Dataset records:

-- begin --

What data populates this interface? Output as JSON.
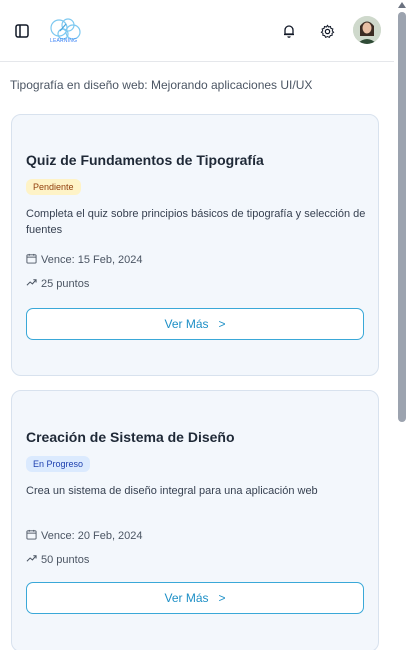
{
  "header": {
    "logo_text": "LEARNING",
    "icons": [
      "sidebar-toggle-icon",
      "bell-icon",
      "gear-icon",
      "avatar"
    ]
  },
  "page": {
    "heading": "Tipografía en diseño web: Mejorando aplicaciones UI/UX"
  },
  "cards": [
    {
      "title": "Quiz de Fundamentos de Tipografía",
      "status": "Pendiente",
      "status_color": "#fef3c7",
      "description": "Completa el quiz sobre principios básicos de tipografía y selección de fuentes",
      "due": "Vence: 15 Feb, 2024",
      "points": "25 puntos",
      "button_label": "Ver Más",
      "button_arrow": ">"
    },
    {
      "title": "Creación de Sistema de Diseño",
      "status": "En Progreso",
      "status_color": "#dbeafe",
      "description": "Crea un sistema de diseño integral para una aplicación web",
      "due": "Vence: 20 Feb, 2024",
      "points": "50 puntos",
      "button_label": "Ver Más",
      "button_arrow": ">"
    }
  ],
  "colors": {
    "accent": "#1d8fc6",
    "card_bg": "#f3f7fc",
    "card_border": "#d8e2ee"
  }
}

-- end --

▶ **Given exercise**: Every record above should come back exactly, but without its pictures.

▶ **Result of the exercise**:
What data populates this interface? Output as JSON.
{
  "header": {
    "logo_text": "LEARNING",
    "icons": [
      "sidebar-toggle-icon",
      "bell-icon",
      "gear-icon",
      "avatar"
    ]
  },
  "page": {
    "heading": "Tipografía en diseño web: Mejorando aplicaciones UI/UX"
  },
  "cards": [
    {
      "title": "Quiz de Fundamentos de Tipografía",
      "status": "Pendiente",
      "status_color": "#fef3c7",
      "description": "Completa el quiz sobre principios básicos de tipografía y selección de fuentes",
      "due": "Vence: 15 Feb, 2024",
      "points": "25 puntos",
      "button_label": "Ver Más",
      "button_arrow": ">"
    },
    {
      "title": "Creación de Sistema de Diseño",
      "status": "En Progreso",
      "status_color": "#dbeafe",
      "description": "Crea un sistema de diseño integral para una aplicación web",
      "due": "Vence: 20 Feb, 2024",
      "points": "50 puntos",
      "button_label": "Ver Más",
      "button_arrow": ">"
    }
  ],
  "colors": {
    "accent": "#1d8fc6",
    "card_bg": "#f3f7fc",
    "card_border": "#d8e2ee"
  }
}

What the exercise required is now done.